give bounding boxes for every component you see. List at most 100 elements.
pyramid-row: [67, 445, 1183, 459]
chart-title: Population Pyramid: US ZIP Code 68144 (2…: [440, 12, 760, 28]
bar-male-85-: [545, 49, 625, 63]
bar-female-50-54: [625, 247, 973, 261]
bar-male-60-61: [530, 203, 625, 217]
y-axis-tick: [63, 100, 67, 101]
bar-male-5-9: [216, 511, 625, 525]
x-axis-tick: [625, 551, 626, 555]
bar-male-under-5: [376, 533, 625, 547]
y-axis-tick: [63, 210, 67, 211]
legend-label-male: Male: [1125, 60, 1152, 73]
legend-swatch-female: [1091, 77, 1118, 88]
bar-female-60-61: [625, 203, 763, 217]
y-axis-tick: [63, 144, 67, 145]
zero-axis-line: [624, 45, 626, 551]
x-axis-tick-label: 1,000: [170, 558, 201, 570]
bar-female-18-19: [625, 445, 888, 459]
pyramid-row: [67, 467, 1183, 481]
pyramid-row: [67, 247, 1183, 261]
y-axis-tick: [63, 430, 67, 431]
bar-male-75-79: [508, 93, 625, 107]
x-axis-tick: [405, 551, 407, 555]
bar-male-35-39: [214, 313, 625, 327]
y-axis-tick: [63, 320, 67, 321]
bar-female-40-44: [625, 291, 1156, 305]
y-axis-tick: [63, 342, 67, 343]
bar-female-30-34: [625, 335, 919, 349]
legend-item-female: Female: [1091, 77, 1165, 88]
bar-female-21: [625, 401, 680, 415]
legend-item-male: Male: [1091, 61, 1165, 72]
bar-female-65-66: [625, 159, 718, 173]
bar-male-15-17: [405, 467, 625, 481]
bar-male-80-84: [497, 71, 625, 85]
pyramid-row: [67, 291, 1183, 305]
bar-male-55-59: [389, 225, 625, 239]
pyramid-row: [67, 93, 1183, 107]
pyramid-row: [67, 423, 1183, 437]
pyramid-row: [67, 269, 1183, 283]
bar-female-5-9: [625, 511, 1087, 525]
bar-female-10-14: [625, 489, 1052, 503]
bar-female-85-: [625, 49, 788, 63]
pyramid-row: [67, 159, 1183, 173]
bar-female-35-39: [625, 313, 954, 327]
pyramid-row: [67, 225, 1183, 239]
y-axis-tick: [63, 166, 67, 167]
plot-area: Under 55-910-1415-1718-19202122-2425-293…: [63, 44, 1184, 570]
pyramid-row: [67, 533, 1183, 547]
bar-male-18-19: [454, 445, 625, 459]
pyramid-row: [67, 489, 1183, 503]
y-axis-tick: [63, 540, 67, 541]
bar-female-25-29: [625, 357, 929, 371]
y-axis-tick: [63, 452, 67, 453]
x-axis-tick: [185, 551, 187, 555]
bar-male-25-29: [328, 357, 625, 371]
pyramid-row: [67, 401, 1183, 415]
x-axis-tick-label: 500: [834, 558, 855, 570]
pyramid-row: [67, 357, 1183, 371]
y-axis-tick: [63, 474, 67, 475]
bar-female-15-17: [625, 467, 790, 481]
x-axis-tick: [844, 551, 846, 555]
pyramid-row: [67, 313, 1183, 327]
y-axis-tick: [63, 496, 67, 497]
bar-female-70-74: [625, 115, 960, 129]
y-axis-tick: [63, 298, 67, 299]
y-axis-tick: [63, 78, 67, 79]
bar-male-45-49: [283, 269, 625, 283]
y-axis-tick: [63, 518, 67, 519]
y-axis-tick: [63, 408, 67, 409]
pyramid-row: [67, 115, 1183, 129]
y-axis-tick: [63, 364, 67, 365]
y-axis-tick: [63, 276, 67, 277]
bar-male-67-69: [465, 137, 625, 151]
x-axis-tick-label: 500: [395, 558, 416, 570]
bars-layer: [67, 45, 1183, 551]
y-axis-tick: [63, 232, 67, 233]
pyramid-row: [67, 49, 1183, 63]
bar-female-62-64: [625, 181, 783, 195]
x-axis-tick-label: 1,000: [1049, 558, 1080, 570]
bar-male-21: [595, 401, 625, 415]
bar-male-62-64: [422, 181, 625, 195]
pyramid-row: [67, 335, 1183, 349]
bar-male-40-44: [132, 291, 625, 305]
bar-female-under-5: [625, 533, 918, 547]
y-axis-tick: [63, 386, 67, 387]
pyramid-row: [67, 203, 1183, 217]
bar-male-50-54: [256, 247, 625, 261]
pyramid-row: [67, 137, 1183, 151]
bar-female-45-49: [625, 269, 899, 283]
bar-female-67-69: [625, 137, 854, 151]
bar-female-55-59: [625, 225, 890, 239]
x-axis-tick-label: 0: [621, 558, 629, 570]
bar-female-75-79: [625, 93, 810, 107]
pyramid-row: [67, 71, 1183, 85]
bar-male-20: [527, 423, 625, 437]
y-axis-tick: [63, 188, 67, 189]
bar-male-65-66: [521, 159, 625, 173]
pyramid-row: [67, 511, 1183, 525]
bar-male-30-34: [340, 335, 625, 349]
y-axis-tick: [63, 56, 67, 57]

-=-=-

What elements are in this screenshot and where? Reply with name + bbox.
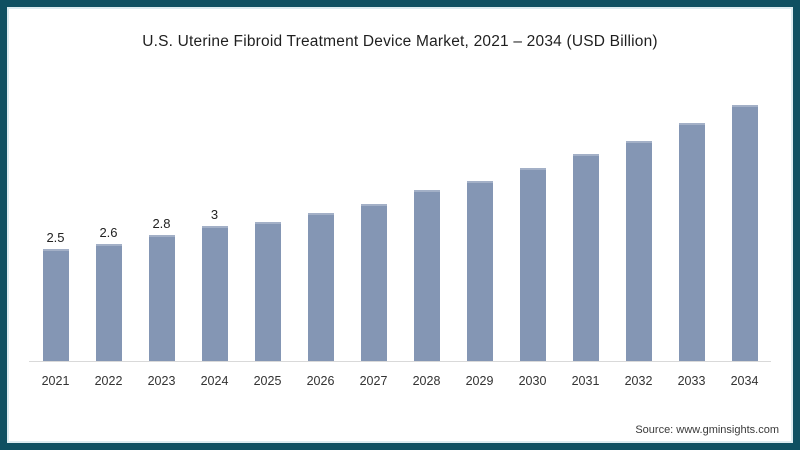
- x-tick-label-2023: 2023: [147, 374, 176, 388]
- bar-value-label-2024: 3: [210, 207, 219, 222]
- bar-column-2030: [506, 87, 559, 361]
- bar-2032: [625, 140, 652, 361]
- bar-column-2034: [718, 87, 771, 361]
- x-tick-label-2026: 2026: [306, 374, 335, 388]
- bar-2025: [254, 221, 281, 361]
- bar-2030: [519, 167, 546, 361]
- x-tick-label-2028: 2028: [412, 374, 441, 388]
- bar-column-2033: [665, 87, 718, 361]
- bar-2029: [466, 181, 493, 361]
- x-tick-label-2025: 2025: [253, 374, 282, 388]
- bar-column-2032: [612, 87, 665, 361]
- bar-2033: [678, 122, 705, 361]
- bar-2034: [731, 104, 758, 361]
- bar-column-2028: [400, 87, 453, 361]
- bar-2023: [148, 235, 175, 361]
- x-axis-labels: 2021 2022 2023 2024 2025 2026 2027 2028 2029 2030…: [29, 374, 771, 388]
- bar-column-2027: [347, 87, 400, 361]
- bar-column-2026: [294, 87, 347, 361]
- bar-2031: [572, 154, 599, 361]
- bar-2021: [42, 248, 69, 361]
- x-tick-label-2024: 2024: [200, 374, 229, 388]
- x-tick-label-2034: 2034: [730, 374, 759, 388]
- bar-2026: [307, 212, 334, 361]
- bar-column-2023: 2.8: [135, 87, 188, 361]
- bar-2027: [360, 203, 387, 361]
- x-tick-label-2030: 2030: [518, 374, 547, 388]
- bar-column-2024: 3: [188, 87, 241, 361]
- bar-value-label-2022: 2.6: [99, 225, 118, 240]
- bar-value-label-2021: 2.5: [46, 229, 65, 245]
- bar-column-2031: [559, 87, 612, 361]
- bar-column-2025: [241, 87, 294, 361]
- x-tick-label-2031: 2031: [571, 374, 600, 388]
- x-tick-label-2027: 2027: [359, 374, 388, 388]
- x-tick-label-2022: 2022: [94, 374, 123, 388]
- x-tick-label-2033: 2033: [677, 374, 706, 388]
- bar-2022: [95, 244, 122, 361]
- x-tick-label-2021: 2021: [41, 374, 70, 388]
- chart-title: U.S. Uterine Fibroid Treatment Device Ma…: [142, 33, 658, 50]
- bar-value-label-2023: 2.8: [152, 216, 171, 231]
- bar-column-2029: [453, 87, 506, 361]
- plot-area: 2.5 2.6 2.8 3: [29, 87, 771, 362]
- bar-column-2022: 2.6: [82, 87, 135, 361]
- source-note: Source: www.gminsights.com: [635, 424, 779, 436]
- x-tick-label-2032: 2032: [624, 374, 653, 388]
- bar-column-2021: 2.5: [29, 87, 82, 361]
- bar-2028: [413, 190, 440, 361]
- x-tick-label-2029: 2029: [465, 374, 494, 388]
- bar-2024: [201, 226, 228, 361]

-=-=-

▶ **YOUR INSTRUCTIONS**
Rewrite the entries from the line containing "- x-tick-label-2023: 2023: [147, 374, 176, 388]" through the line containing "- bar-column-2028: [400, 87, 453, 361]", inclusive, changing "bar-column" to "bar-group" and leaving everything else as it is.

▶ **TASK SOLUTION**
- x-tick-label-2023: 2023: [147, 374, 176, 388]
- bar-value-label-2024: 3: [210, 207, 219, 222]
- bar-group-2030: [506, 87, 559, 361]
- bar-2032: [625, 140, 652, 361]
- bar-group-2034: [718, 87, 771, 361]
- x-tick-label-2026: 2026: [306, 374, 335, 388]
- bar-2025: [254, 221, 281, 361]
- bar-2030: [519, 167, 546, 361]
- x-tick-label-2028: 2028: [412, 374, 441, 388]
- bar-group-2033: [665, 87, 718, 361]
- bar-2029: [466, 181, 493, 361]
- x-tick-label-2025: 2025: [253, 374, 282, 388]
- bar-group-2032: [612, 87, 665, 361]
- bar-2033: [678, 122, 705, 361]
- bar-2034: [731, 104, 758, 361]
- bar-group-2028: [400, 87, 453, 361]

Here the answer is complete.